[Dataset rows about figures]

--------------------------------

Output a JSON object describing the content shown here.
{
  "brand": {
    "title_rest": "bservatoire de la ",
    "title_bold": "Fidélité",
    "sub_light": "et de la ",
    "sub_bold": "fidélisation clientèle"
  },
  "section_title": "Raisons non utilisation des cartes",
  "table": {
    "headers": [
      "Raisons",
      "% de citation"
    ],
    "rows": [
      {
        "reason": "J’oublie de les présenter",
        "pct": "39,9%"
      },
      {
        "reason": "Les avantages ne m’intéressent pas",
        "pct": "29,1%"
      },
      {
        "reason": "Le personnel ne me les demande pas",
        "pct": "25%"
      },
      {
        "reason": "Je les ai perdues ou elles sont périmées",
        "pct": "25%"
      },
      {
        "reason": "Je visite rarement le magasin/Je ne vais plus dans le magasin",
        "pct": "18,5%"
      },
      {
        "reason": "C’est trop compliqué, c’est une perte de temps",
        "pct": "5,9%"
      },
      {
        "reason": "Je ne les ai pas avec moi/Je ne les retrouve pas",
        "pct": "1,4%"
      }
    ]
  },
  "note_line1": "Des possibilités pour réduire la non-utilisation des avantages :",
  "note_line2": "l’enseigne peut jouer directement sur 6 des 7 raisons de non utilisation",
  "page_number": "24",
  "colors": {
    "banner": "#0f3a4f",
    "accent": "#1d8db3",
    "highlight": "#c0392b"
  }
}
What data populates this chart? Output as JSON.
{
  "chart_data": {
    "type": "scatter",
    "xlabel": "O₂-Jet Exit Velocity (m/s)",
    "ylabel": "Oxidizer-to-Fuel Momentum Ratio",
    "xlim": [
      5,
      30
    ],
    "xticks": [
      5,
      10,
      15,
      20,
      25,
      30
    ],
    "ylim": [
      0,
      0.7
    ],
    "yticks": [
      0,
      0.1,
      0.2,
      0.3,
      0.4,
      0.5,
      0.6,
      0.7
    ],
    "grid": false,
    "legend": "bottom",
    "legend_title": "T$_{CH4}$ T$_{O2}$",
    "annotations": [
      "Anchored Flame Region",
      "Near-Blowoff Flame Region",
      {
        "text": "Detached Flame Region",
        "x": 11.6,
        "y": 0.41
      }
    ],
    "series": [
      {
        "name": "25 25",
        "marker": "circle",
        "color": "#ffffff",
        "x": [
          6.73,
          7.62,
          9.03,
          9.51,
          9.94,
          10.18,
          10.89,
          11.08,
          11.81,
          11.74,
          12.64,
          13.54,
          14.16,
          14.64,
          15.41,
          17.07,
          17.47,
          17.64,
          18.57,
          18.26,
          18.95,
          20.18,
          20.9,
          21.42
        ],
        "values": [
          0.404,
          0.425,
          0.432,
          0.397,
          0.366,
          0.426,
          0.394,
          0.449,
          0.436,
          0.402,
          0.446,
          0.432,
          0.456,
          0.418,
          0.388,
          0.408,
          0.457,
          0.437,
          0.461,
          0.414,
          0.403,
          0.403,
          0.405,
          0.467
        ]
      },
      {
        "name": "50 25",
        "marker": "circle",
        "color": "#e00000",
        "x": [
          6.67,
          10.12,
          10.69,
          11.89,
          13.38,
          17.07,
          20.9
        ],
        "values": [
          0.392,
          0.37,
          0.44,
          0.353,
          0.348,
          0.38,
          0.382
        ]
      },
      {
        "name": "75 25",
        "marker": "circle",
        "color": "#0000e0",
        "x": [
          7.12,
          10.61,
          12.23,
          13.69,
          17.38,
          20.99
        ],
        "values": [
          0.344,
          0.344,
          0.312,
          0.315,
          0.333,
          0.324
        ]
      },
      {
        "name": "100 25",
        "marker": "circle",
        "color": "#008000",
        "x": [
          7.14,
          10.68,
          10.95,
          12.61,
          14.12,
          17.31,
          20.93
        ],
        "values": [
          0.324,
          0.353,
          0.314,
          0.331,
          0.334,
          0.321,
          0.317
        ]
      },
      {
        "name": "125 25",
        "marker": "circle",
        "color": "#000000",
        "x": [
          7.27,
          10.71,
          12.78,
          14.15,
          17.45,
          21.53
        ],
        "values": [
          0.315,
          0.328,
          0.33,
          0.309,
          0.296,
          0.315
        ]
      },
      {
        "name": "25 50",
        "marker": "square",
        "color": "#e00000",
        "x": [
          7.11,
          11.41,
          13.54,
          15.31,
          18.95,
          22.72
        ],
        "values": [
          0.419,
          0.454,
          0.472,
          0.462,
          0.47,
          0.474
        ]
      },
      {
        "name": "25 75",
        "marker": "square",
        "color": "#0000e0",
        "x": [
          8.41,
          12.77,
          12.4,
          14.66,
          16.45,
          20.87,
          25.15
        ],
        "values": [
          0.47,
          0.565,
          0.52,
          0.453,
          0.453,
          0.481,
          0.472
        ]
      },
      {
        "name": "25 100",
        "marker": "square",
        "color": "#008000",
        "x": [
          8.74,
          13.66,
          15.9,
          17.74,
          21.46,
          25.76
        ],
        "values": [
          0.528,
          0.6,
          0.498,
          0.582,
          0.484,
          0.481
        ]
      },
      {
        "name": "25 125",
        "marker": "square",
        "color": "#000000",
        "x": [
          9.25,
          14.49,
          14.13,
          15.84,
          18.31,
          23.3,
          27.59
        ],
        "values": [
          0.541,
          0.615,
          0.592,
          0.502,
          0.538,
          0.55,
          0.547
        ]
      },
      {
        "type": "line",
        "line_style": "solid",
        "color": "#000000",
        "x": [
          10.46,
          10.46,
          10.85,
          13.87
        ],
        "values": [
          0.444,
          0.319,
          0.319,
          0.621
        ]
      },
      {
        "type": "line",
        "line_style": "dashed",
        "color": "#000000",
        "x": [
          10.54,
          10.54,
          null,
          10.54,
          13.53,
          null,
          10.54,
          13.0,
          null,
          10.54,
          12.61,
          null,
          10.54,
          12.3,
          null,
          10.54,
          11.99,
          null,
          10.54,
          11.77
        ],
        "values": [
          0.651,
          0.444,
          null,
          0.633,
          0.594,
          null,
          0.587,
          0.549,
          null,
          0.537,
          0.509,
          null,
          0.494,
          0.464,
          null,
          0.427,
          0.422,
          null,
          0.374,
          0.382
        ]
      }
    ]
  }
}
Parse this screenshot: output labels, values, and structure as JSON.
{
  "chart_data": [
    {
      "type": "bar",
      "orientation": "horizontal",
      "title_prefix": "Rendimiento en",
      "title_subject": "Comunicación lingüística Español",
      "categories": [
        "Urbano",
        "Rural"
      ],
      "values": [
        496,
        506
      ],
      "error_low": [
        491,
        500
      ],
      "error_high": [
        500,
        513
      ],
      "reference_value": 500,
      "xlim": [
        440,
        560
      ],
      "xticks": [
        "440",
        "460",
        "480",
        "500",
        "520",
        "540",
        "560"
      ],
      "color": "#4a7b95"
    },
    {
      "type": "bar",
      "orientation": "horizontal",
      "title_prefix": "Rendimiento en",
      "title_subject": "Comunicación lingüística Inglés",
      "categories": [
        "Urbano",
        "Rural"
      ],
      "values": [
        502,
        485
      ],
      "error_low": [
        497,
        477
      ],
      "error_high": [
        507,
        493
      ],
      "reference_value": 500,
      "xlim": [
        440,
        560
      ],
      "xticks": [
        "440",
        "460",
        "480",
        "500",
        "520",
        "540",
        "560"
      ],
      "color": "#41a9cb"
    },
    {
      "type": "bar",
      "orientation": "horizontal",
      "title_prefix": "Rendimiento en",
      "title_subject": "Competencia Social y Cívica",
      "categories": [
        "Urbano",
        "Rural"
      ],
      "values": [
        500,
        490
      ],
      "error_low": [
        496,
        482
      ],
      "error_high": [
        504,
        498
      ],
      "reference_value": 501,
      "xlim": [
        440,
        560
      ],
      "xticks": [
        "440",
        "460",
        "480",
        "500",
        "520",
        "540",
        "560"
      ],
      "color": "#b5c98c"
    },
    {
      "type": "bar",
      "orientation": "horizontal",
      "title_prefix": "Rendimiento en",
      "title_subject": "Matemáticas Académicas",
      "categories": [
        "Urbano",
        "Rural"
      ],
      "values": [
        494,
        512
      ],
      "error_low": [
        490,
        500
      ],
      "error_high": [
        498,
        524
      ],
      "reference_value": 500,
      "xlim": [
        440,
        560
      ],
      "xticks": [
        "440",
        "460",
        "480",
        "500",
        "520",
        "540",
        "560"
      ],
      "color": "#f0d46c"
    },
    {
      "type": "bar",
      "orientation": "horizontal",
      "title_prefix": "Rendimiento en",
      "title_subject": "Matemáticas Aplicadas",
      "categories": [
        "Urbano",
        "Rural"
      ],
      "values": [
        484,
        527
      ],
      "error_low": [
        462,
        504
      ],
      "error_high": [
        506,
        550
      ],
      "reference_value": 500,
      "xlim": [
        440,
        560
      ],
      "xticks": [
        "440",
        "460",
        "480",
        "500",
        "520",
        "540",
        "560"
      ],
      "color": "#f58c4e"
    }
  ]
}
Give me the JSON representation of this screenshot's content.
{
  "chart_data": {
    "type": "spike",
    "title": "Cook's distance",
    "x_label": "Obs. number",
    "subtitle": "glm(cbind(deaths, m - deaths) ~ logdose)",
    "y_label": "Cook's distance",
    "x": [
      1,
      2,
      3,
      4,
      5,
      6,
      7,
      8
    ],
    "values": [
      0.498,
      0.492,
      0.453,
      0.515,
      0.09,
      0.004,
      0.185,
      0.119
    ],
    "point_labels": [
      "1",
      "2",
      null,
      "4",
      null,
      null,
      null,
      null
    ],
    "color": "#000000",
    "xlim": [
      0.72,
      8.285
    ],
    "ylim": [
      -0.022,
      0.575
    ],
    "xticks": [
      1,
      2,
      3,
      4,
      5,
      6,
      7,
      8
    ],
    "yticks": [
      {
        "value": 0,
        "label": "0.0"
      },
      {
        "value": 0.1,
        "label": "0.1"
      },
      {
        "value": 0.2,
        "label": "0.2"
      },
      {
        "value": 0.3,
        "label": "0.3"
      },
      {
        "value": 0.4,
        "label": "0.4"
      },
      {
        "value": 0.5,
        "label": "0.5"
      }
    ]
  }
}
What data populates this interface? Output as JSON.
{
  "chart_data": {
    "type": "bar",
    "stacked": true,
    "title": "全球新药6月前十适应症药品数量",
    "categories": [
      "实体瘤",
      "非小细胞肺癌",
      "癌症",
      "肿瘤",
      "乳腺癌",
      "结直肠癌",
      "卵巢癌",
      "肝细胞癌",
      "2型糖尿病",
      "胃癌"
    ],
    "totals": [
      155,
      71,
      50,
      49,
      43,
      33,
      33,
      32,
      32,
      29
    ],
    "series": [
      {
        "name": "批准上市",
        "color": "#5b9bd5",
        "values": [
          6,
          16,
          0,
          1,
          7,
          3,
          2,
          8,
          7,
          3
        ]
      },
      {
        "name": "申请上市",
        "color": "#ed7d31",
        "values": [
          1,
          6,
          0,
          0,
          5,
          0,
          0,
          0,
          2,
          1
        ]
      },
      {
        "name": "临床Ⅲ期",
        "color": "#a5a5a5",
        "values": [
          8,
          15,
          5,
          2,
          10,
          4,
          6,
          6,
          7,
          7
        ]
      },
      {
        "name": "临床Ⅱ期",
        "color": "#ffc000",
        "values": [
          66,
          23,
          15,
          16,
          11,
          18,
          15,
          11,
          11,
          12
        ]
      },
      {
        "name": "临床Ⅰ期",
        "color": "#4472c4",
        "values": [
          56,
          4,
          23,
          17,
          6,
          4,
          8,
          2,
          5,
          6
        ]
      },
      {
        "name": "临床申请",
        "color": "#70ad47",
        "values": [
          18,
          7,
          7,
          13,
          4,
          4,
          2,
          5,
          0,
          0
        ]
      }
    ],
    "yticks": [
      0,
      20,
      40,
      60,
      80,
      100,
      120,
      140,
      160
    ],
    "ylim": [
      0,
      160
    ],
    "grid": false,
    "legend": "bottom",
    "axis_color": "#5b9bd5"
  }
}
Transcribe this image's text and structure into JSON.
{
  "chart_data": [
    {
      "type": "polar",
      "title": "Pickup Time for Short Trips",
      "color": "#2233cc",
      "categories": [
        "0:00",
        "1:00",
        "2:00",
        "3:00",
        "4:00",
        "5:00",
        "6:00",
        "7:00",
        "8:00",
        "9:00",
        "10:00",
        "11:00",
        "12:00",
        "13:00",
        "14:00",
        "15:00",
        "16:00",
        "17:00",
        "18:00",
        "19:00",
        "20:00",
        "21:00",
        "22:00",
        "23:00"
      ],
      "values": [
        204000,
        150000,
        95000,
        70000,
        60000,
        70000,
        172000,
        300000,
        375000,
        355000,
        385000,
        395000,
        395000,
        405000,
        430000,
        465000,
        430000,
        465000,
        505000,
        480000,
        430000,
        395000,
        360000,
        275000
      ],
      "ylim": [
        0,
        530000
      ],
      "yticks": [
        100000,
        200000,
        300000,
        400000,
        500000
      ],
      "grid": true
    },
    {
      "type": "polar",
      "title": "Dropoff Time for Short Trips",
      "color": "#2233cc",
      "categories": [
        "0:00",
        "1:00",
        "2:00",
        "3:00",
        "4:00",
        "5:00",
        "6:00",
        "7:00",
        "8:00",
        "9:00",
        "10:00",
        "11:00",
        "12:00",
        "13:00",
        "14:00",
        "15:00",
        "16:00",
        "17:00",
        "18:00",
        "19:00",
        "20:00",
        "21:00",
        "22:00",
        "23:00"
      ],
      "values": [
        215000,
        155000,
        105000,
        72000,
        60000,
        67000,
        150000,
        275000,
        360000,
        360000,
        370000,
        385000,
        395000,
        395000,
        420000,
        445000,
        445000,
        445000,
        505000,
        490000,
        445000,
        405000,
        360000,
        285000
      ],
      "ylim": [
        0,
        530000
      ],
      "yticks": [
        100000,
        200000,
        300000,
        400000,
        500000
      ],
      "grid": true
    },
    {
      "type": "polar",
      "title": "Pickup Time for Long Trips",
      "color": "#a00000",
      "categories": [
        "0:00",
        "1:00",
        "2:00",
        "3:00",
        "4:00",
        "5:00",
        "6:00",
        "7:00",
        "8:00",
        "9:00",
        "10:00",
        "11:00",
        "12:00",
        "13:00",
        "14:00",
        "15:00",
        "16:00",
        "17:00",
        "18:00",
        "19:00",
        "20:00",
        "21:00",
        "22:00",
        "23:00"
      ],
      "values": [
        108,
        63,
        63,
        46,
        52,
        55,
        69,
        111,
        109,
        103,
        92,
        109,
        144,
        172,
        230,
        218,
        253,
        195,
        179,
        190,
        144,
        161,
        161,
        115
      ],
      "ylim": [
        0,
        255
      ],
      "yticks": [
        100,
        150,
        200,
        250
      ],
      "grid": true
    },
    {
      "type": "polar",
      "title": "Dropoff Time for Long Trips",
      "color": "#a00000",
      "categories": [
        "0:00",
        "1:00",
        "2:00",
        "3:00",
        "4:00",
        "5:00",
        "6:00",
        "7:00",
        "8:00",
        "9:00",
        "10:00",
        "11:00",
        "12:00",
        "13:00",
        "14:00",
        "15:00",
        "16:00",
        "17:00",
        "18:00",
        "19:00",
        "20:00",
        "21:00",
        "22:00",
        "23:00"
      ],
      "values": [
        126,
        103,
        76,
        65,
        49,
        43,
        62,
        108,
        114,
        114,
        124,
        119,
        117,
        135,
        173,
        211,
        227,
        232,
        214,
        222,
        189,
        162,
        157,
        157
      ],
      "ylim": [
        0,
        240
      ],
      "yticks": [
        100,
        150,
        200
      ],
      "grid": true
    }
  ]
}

--------------------------------

What is asked: Look through the records and gather each line with the word "Flame".

Response:
      "Anchored Flame Region",
      "Near-Blowoff Flame Region",
        "text": "Detached Flame Region",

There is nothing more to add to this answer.